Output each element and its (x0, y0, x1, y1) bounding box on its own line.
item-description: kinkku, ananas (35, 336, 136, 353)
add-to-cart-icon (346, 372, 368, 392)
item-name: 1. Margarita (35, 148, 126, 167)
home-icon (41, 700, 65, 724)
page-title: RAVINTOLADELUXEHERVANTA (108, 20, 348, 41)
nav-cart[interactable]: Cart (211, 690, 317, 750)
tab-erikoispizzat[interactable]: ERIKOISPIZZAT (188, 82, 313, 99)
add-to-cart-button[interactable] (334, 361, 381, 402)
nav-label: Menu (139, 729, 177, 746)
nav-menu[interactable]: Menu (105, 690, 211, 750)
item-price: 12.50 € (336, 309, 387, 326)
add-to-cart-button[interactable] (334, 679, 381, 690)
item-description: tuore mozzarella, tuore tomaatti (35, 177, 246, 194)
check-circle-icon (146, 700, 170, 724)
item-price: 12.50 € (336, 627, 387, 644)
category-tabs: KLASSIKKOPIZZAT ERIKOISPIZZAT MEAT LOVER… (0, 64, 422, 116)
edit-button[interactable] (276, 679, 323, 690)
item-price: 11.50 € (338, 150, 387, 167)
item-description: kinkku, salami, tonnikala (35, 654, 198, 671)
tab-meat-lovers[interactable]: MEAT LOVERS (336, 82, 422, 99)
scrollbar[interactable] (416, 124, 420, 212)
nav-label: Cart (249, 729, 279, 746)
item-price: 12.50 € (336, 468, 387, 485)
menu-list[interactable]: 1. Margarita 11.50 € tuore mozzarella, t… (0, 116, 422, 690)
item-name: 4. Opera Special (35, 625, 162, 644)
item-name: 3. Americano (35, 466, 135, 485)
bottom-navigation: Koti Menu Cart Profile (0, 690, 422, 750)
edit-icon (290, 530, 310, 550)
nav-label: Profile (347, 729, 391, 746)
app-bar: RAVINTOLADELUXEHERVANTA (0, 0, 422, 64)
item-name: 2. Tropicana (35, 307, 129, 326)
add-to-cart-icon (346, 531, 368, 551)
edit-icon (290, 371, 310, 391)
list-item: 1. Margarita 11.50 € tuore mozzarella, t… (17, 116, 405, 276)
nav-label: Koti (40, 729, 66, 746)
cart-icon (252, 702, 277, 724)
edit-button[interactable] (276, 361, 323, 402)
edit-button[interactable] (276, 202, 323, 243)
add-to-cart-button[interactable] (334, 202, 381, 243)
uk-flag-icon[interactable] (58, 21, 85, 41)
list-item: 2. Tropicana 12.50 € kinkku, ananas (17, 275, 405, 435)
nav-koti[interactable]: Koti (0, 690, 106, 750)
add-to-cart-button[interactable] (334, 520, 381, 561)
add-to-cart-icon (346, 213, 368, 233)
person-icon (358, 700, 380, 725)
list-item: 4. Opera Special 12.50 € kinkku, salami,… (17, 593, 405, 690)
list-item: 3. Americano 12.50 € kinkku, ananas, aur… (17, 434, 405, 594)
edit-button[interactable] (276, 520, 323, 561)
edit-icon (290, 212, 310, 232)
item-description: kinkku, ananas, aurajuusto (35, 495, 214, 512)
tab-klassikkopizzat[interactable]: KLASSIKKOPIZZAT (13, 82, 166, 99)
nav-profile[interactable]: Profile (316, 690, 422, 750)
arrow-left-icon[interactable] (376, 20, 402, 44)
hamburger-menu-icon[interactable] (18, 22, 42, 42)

● ● ● ● ●

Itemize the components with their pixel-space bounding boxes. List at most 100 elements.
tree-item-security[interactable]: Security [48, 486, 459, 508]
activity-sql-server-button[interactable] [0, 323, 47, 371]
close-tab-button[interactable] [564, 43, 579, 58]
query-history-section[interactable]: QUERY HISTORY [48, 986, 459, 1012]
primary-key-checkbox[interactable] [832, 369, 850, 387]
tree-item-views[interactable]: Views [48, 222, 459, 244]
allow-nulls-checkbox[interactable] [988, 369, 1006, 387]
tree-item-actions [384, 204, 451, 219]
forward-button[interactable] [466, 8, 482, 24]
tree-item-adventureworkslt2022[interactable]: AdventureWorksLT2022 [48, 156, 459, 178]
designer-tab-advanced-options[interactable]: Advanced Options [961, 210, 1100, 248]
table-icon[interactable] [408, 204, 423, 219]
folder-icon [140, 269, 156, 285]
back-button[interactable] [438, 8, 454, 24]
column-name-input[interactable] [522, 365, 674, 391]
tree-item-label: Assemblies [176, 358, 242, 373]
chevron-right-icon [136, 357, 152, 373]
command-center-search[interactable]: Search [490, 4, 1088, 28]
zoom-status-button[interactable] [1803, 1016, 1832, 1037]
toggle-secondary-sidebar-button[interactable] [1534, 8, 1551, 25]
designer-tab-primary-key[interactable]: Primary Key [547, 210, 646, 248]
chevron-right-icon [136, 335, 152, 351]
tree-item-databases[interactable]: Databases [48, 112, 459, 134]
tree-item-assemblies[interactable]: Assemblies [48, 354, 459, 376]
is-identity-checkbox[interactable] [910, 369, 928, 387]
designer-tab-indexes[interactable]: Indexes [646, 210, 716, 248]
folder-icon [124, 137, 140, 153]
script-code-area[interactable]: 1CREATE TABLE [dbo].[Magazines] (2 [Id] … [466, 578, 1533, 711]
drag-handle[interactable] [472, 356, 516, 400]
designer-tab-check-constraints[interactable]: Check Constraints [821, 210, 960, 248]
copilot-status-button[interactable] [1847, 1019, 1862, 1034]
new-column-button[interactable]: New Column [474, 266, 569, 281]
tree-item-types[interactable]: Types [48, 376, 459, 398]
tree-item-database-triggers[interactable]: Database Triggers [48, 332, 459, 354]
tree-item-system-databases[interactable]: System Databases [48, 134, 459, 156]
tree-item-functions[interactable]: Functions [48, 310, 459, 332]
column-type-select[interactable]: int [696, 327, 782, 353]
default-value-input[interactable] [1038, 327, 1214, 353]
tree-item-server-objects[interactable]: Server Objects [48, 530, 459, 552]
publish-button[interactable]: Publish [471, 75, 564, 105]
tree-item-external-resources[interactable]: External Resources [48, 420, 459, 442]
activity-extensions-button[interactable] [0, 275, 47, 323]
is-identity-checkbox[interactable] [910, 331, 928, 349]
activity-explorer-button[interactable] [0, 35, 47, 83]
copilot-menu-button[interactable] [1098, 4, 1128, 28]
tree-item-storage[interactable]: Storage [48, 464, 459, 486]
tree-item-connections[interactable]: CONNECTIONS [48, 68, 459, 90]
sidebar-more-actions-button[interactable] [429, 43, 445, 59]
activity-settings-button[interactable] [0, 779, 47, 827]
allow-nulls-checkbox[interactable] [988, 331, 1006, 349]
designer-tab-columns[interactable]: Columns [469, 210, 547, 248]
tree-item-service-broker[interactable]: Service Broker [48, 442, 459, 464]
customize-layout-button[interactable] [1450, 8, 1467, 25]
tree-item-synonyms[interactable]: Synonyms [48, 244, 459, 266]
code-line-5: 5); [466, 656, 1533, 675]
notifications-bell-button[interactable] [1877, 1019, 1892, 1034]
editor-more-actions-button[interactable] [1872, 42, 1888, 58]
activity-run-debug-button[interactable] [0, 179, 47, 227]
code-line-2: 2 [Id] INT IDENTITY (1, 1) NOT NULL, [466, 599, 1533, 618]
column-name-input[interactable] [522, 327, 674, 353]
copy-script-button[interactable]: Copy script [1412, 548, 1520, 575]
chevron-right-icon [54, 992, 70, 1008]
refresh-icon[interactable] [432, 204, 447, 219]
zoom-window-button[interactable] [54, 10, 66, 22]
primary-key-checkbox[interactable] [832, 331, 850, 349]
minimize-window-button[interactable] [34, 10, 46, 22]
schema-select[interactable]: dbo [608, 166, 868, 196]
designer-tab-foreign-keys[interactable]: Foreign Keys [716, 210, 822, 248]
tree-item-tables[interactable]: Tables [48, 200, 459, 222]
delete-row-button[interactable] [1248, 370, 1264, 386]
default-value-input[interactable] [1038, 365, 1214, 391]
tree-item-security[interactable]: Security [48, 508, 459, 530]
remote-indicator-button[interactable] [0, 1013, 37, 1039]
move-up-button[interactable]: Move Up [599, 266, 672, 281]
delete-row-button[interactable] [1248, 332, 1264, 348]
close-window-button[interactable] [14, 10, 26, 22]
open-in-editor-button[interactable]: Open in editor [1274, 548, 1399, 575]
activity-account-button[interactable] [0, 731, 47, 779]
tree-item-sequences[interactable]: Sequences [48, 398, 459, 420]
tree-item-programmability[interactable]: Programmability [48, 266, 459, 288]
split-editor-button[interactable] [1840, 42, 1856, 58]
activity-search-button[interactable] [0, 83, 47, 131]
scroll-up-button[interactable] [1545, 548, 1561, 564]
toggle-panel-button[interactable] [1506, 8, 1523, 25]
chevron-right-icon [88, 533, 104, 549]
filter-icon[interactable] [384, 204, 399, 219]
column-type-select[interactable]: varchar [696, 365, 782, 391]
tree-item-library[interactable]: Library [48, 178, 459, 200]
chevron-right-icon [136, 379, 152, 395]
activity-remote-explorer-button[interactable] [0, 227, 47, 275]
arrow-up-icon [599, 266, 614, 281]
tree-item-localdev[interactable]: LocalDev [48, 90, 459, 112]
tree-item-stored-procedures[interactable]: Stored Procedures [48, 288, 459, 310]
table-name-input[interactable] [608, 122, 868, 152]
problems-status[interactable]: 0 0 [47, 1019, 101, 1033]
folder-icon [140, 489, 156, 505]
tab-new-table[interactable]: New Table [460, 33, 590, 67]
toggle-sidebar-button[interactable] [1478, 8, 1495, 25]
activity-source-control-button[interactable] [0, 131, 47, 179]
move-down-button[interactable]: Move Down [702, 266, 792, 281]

● ● ● ● ●

• INSTRUCTION:
Reproduce everything from the item beginning "Itemize the components" down to the item "new-column-button[interactable]: New Column", both included, without changing anything.

• OUTPUT FOR THIS TASK:
Itemize the components with their pixel-space bounding boxes. List at most 100 elements.
tree-item-security[interactable]: Security [48, 486, 459, 508]
activity-sql-server-button[interactable] [0, 323, 47, 371]
close-tab-button[interactable] [564, 43, 579, 58]
query-history-section[interactable]: QUERY HISTORY [48, 986, 459, 1012]
primary-key-checkbox[interactable] [832, 369, 850, 387]
tree-item-views[interactable]: Views [48, 222, 459, 244]
allow-nulls-checkbox[interactable] [988, 369, 1006, 387]
tree-item-actions [384, 204, 451, 219]
forward-button[interactable] [466, 8, 482, 24]
tree-item-adventureworkslt2022[interactable]: AdventureWorksLT2022 [48, 156, 459, 178]
designer-tab-advanced-options[interactable]: Advanced Options [961, 210, 1100, 248]
table-icon[interactable] [408, 204, 423, 219]
folder-icon [140, 269, 156, 285]
back-button[interactable] [438, 8, 454, 24]
column-name-input[interactable] [522, 365, 674, 391]
tree-item-label: Assemblies [176, 358, 242, 373]
chevron-right-icon [136, 357, 152, 373]
command-center-search[interactable]: Search [490, 4, 1088, 28]
zoom-status-button[interactable] [1803, 1016, 1832, 1037]
toggle-secondary-sidebar-button[interactable] [1534, 8, 1551, 25]
designer-tab-primary-key[interactable]: Primary Key [547, 210, 646, 248]
chevron-right-icon [136, 335, 152, 351]
tree-item-databases[interactable]: Databases [48, 112, 459, 134]
tree-item-assemblies[interactable]: Assemblies [48, 354, 459, 376]
is-identity-checkbox[interactable] [910, 369, 928, 387]
designer-tab-indexes[interactable]: Indexes [646, 210, 716, 248]
folder-icon [124, 137, 140, 153]
script-code-area[interactable]: 1CREATE TABLE [dbo].[Magazines] (2 [Id] … [466, 578, 1533, 711]
drag-handle[interactable] [472, 356, 516, 400]
designer-tab-check-constraints[interactable]: Check Constraints [821, 210, 960, 248]
copilot-status-button[interactable] [1847, 1019, 1862, 1034]
new-column-button[interactable]: New Column [474, 266, 569, 281]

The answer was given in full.